▶ _Source data_:
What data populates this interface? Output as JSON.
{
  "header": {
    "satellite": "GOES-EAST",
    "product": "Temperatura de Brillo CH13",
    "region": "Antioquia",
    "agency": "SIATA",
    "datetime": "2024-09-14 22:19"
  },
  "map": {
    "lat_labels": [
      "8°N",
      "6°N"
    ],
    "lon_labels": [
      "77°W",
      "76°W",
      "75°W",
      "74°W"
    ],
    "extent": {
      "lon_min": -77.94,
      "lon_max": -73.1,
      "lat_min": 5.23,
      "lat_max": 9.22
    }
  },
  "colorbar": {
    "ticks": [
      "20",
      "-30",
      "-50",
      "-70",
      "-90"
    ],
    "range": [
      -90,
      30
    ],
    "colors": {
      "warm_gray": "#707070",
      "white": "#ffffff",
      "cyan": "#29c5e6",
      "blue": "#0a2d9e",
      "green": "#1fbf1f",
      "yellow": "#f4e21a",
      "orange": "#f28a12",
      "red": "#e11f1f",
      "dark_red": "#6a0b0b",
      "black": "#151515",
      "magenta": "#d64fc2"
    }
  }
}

---

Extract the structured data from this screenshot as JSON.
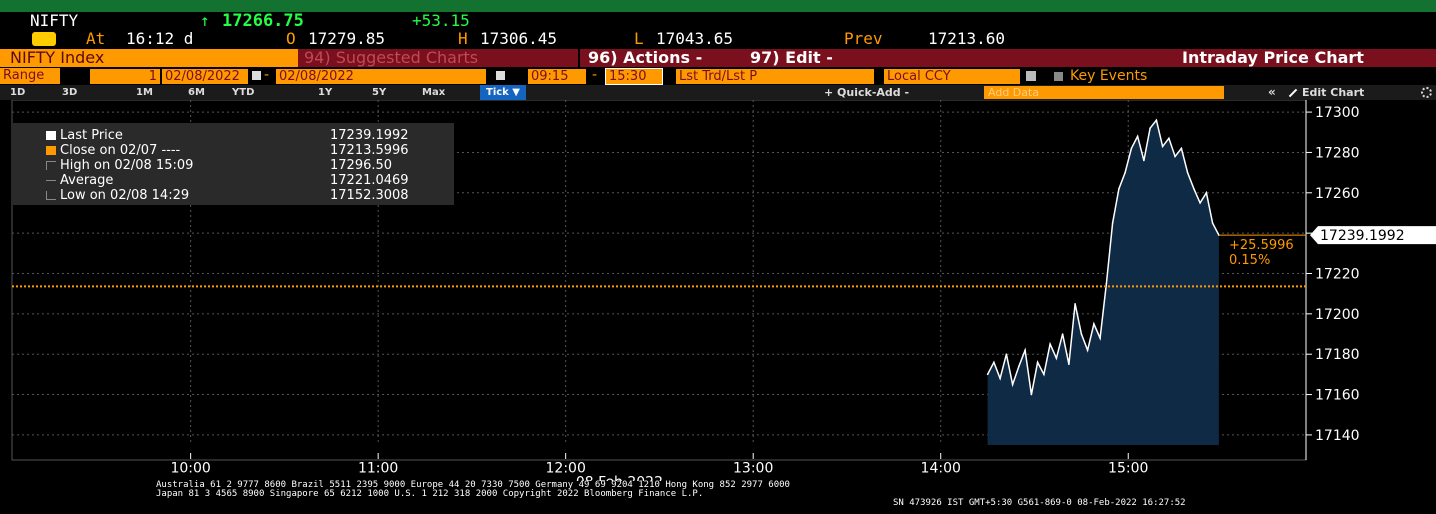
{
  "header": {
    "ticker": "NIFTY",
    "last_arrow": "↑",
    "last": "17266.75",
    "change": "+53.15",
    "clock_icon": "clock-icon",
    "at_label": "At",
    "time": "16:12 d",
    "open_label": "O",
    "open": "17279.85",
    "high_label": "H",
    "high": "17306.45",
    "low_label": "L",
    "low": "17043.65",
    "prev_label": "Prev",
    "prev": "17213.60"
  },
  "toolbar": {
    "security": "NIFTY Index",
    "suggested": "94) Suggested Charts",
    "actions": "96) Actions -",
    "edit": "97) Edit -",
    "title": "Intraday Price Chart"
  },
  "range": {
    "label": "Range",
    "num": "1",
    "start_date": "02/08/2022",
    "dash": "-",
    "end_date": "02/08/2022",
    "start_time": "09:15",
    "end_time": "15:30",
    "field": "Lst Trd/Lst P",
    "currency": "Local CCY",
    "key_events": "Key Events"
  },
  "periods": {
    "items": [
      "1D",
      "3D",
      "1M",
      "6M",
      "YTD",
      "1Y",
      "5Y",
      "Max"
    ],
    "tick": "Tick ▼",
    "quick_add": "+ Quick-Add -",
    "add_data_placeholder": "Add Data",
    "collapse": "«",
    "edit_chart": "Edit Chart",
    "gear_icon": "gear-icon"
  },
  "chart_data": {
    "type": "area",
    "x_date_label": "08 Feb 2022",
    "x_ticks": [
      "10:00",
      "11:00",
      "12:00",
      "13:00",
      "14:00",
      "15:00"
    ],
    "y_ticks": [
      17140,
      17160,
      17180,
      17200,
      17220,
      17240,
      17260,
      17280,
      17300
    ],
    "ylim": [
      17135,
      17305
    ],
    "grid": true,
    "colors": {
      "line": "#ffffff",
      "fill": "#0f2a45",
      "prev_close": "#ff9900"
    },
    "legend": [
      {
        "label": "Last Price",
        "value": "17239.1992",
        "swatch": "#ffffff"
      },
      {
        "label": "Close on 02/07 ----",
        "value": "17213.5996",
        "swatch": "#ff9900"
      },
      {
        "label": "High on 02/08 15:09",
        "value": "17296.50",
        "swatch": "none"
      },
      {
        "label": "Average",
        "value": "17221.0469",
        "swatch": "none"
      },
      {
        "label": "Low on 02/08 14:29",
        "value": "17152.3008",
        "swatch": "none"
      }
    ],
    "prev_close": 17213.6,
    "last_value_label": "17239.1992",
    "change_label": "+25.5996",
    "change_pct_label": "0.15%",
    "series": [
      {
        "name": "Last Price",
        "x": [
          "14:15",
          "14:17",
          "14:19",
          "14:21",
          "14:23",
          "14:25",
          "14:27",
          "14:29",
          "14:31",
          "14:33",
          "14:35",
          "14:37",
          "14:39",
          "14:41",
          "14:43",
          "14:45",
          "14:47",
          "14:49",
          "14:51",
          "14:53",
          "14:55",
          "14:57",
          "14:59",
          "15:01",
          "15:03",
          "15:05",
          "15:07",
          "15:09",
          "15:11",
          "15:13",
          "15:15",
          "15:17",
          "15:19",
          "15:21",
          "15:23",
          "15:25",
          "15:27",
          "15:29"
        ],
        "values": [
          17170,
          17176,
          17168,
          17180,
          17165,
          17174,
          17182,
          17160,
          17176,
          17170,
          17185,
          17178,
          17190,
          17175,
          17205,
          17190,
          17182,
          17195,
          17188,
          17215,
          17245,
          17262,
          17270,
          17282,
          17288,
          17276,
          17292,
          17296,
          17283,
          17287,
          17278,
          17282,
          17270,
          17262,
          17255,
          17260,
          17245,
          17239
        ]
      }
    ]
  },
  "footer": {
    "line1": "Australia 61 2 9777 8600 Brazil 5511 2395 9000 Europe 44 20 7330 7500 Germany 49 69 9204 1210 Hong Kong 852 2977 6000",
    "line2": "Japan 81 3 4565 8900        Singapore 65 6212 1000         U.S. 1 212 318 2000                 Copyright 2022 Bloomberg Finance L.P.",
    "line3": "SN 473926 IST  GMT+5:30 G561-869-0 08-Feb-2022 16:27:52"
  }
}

▶ _Set exercise_: Check each line above for the word "ffffff" and copy the ones that have it.

▶ _Result for this task_:
      "white": "#ffffff",
      "line": "#ffffff",
        "swatch": "#ffffff"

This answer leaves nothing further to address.